→ Try it
Write the records below out again exactly as given, with no images.

→ Records provided
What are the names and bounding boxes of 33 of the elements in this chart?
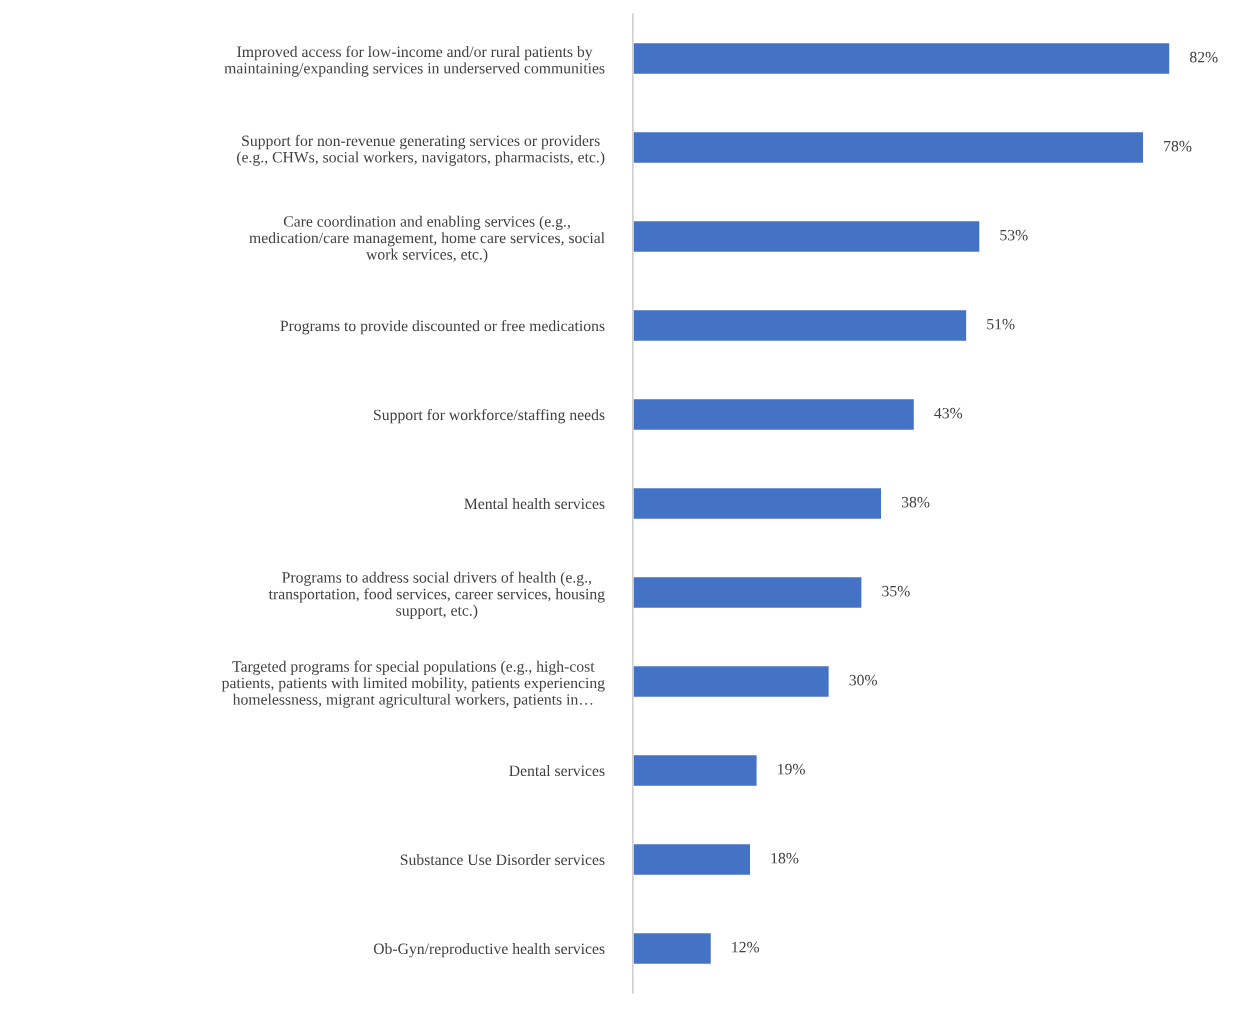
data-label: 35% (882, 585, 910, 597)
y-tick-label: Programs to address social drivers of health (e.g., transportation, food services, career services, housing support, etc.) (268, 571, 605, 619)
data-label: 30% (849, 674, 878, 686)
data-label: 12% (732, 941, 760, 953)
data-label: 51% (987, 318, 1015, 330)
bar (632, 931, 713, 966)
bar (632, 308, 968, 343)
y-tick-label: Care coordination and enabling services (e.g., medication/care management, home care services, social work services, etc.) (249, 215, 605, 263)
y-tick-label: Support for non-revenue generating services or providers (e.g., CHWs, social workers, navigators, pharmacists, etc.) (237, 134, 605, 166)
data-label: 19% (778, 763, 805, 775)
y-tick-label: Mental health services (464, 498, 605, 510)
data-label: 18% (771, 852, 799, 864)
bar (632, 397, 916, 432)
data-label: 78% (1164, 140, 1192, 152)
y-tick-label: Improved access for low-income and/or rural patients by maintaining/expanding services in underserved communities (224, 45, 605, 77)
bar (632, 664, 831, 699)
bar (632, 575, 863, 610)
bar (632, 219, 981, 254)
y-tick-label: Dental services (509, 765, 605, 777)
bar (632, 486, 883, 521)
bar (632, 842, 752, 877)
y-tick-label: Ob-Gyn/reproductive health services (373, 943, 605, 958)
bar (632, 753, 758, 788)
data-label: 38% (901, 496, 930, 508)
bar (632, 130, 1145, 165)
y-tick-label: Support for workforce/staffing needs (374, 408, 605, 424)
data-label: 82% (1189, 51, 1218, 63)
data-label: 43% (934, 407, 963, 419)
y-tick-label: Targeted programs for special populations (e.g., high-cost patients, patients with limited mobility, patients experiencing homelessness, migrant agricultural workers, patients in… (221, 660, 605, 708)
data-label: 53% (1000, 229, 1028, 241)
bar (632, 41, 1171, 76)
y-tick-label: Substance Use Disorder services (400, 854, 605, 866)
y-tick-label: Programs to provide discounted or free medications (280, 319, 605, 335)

→ Solution for this exercise
What are the names and bounding boxes of 33 of the elements in this chart?
data-label: 35% (882, 585, 910, 597)
y-tick-label: Programs to address social drivers of health (e.g., transportation, food services, career services, housing support, etc.) (268, 571, 605, 619)
data-label: 30% (849, 674, 878, 686)
data-label: 12% (732, 941, 760, 953)
data-label: 51% (987, 318, 1015, 330)
bar (632, 931, 713, 966)
bar (632, 308, 968, 343)
y-tick-label: Care coordination and enabling services (e.g., medication/care management, home care services, social work services, etc.) (249, 215, 605, 263)
y-tick-label: Support for non-revenue generating services or providers (e.g., CHWs, social workers, navigators, pharmacists, etc.) (237, 134, 605, 166)
data-label: 19% (778, 763, 805, 775)
y-tick-label: Mental health services (464, 498, 605, 510)
data-label: 18% (771, 852, 799, 864)
bar (632, 397, 916, 432)
data-label: 78% (1164, 140, 1192, 152)
y-tick-label: Improved access for low-income and/or rural patients by maintaining/expanding services in underserved communities (224, 45, 605, 77)
bar (632, 664, 831, 699)
bar (632, 575, 863, 610)
bar (632, 219, 981, 254)
y-tick-label: Dental services (509, 765, 605, 777)
bar (632, 486, 883, 521)
bar (632, 842, 752, 877)
y-tick-label: Ob-Gyn/reproductive health services (373, 943, 605, 958)
bar (632, 753, 758, 788)
data-label: 38% (901, 496, 930, 508)
bar (632, 130, 1145, 165)
y-tick-label: Support for workforce/staffing needs (374, 408, 605, 424)
data-label: 82% (1189, 51, 1218, 63)
data-label: 43% (934, 407, 963, 419)
y-tick-label: Targeted programs for special populations (e.g., high-cost patients, patients with limited mobility, patients experiencing homelessness, migrant agricultural workers, patients in… (221, 660, 605, 708)
data-label: 53% (1000, 229, 1028, 241)
bar (632, 41, 1171, 76)
y-tick-label: Substance Use Disorder services (400, 854, 605, 866)
y-tick-label: Programs to provide discounted or free medications (280, 319, 605, 335)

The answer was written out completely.